---------- DATA SUPPLIED ----------

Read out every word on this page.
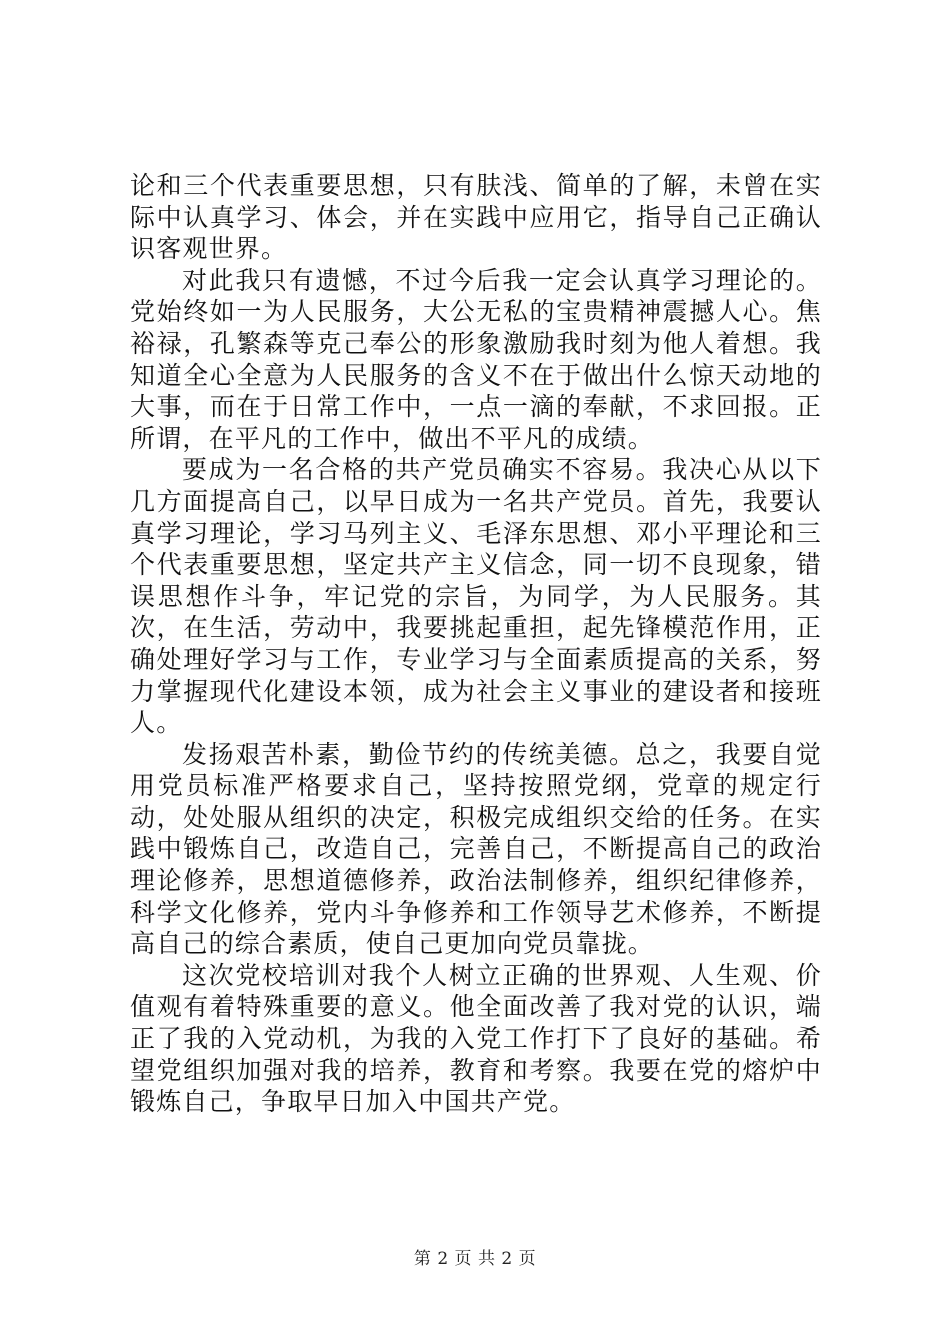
论和三个代表重要思想，只有肤浅、简单的了解，未曾在实际中认真学习、体会，并在实践中应用它，指导自己正确认识客观世界。

对此我只有遗憾，不过今后我一定会认真学习理论的。党始终如一为人民服务，大公无私的宝贵精神震撼人心。焦裕禄，孔繁森等克己奉公的形象激励我时刻为他人着想。我知道全心全意为人民服务的含义不在于做出什么惊天动地的大事，而在于日常工作中，一点一滴的奉献，不求回报。正所谓，在平凡的工作中，做出不平凡的成绩。

要成为一名合格的共产党员确实不容易。我决心从以下几方面提高自己，以早日成为一名共产党员。首先，我要认真学习理论，学习马列主义、毛泽东思想、邓小平理论和三个代表重要思想，坚定共产主义信念，同一切不良现象，错误思想作斗争，牢记党的宗旨，为同学，为人民服务。其次，在生活，劳动中，我要挑起重担，起先锋模范作用，正确处理好学习与工作，专业学习与全面素质提高的关系，努力掌握现代化建设本领，成为社会主义事业的建设者和接班人。

发扬艰苦朴素，勤俭节约的传统美德。总之，我要自觉用党员标准严格要求自己，坚持按照党纲，党章的规定行动，处处服从组织的决定，积极完成组织交给的任务。在实践中锻炼自己，改造自己，完善自己，不断提高自己的政治理论修养，思想道德修养，政治法制修养，组织纪律修养，科学文化修养，党内斗争修养和工作领导艺术修养，不断提高自己的综合素质，使自己更加向党员靠拢。

这次党校培训对我个人树立正确的世界观、人生观、价值观有着特殊重要的意义。他全面改善了我对党的认识，端正了我的入党动机，为我的入党工作打下了良好的基础。希望党组织加强对我的培养，教育和考察。我要在党的熔炉中锻炼自己，争取早日加入中国共产党。

第 2 页 共 2 页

----------

Every record above should be written out again without change, except that the pictures are left out.

Read out every word on this page.
论和三个代表重要思想，只有肤浅、简单的了解，未曾在实际中认真学习、体会，并在实践中应用它，指导自己正确认识客观世界。

对此我只有遗憾，不过今后我一定会认真学习理论的。党始终如一为人民服务，大公无私的宝贵精神震撼人心。焦裕禄，孔繁森等克己奉公的形象激励我时刻为他人着想。我知道全心全意为人民服务的含义不在于做出什么惊天动地的大事，而在于日常工作中，一点一滴的奉献，不求回报。正所谓，在平凡的工作中，做出不平凡的成绩。

要成为一名合格的共产党员确实不容易。我决心从以下几方面提高自己，以早日成为一名共产党员。首先，我要认真学习理论，学习马列主义、毛泽东思想、邓小平理论和三个代表重要思想，坚定共产主义信念，同一切不良现象，错误思想作斗争，牢记党的宗旨，为同学，为人民服务。其次，在生活，劳动中，我要挑起重担，起先锋模范作用，正确处理好学习与工作，专业学习与全面素质提高的关系，努力掌握现代化建设本领，成为社会主义事业的建设者和接班人。

发扬艰苦朴素，勤俭节约的传统美德。总之，我要自觉用党员标准严格要求自己，坚持按照党纲，党章的规定行动，处处服从组织的决定，积极完成组织交给的任务。在实践中锻炼自己，改造自己，完善自己，不断提高自己的政治理论修养，思想道德修养，政治法制修养，组织纪律修养，科学文化修养，党内斗争修养和工作领导艺术修养，不断提高自己的综合素质，使自己更加向党员靠拢。

这次党校培训对我个人树立正确的世界观、人生观、价值观有着特殊重要的意义。他全面改善了我对党的认识，端正了我的入党动机，为我的入党工作打下了良好的基础。希望党组织加强对我的培养，教育和考察。我要在党的熔炉中锻炼自己，争取早日加入中国共产党。

第 2 页 共 2 页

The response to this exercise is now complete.